> _Work to do_:
Present the data once more in exactly its original form.

------------------------

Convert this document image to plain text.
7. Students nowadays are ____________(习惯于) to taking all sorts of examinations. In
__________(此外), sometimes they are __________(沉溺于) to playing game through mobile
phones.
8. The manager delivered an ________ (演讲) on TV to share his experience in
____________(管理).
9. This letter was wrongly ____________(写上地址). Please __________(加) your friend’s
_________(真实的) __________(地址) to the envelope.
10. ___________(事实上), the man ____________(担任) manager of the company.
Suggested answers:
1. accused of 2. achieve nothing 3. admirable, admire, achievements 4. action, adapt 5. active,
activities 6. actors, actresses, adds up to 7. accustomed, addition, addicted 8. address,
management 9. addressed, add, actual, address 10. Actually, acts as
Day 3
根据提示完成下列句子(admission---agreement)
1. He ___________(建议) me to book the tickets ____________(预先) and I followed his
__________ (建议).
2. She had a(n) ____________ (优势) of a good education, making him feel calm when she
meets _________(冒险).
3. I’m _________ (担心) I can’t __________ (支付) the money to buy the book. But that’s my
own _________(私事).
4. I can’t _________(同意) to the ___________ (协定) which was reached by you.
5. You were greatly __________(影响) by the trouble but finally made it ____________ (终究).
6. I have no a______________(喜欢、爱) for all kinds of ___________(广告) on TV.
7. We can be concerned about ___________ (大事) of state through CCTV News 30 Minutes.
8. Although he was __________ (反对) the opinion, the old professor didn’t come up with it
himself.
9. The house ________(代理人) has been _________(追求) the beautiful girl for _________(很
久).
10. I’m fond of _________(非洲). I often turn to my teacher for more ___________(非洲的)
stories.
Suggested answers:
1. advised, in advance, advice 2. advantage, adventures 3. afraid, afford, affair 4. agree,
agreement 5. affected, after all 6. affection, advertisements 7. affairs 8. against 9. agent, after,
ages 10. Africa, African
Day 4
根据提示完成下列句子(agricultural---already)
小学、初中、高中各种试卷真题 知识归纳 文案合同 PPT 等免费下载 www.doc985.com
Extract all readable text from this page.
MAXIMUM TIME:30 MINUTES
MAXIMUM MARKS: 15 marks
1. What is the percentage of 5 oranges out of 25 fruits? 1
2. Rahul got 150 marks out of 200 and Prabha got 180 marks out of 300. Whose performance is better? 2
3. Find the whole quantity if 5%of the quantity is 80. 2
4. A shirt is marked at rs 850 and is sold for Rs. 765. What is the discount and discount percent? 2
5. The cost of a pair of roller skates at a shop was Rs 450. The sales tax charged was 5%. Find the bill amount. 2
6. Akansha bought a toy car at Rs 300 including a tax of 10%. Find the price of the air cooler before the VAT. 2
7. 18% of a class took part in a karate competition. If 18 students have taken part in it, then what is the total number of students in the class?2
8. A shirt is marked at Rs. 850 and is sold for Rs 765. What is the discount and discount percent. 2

------------------------

> _Result below_:
Convert this document image to plain text.
7. Students nowadays are ____________(习惯于) to taking all sorts of examinations. In
__________(此外), sometimes they are __________(沉溺于) to playing game through mobile
phones.
8. The manager delivered an ________ (演讲) on TV to share his experience in
____________(管理).
9. This letter was wrongly ____________(写上地址). Please __________(加) your friend’s
_________(真实的) __________(地址) to the envelope.
10. ___________(事实上), the man ____________(担任) manager of the company.
Suggested answers:
1. accused of 2. achieve nothing 3. admirable, admire, achievements 4. action, adapt 5. active,
activities 6. actors, actresses, adds up to 7. accustomed, addition, addicted 8. address,
management 9. addressed, add, actual, address 10. Actually, acts as
Day 3
根据提示完成下列句子(admission---agreement)
1. He ___________(建议) me to book the tickets ____________(预先) and I followed his
__________ (建议).
2. She had a(n) ____________ (优势) of a good education, making him feel calm when she
meets _________(冒险).
3. I’m _________ (担心) I can’t __________ (支付) the money to buy the book. But that’s my
own _________(私事).
4. I can’t _________(同意) to the ___________ (协定) which was reached by you.
5. You were greatly __________(影响) by the trouble but finally made it ____________ (终究).
6. I have no a______________(喜欢、爱) for all kinds of ___________(广告) on TV.
7. We can be concerned about ___________ (大事) of state through CCTV News 30 Minutes.
8. Although he was __________ (反对) the opinion, the old professor didn’t come up with it
himself.
9. The house ________(代理人) has been _________(追求) the beautiful girl for _________(很
久).
10. I’m fond of _________(非洲). I often turn to my teacher for more ___________(非洲的)
stories.
Suggested answers:
1. advised, in advance, advice 2. advantage, adventures 3. afraid, afford, affair 4. agree,
agreement 5. affected, after all 6. affection, advertisements 7. affairs 8. against 9. agent, after,
ages 10. Africa, African
Day 4
根据提示完成下列句子(agricultural---already)
小学、初中、高中各种试卷真题 知识归纳 文案合同 PPT 等免费下载 www.doc985.com
Extract all readable text from this page.
MAXIMUM TIME:30 MINUTES
MAXIMUM MARKS: 15 marks
1. What is the percentage of 5 oranges out of 25 fruits? 1
2. Rahul got 150 marks out of 200 and Prabha got 180 marks out of 300. Whose performance is better? 2
3. Find the whole quantity if 5%of the quantity is 80. 2
4. A shirt is marked at rs 850 and is sold for Rs. 765. What is the discount and discount percent? 2
5. The cost of a pair of roller skates at a shop was Rs 450. The sales tax charged was 5%. Find the bill amount. 2
6. Akansha bought a toy car at Rs 300 including a tax of 10%. Find the price of the air cooler before the VAT. 2
7. 18% of a class took part in a karate competition. If 18 students have taken part in it, then what is the total number of students in the class?2
8. A shirt is marked at Rs. 850 and is sold for Rs 765. What is the discount and discount percent. 2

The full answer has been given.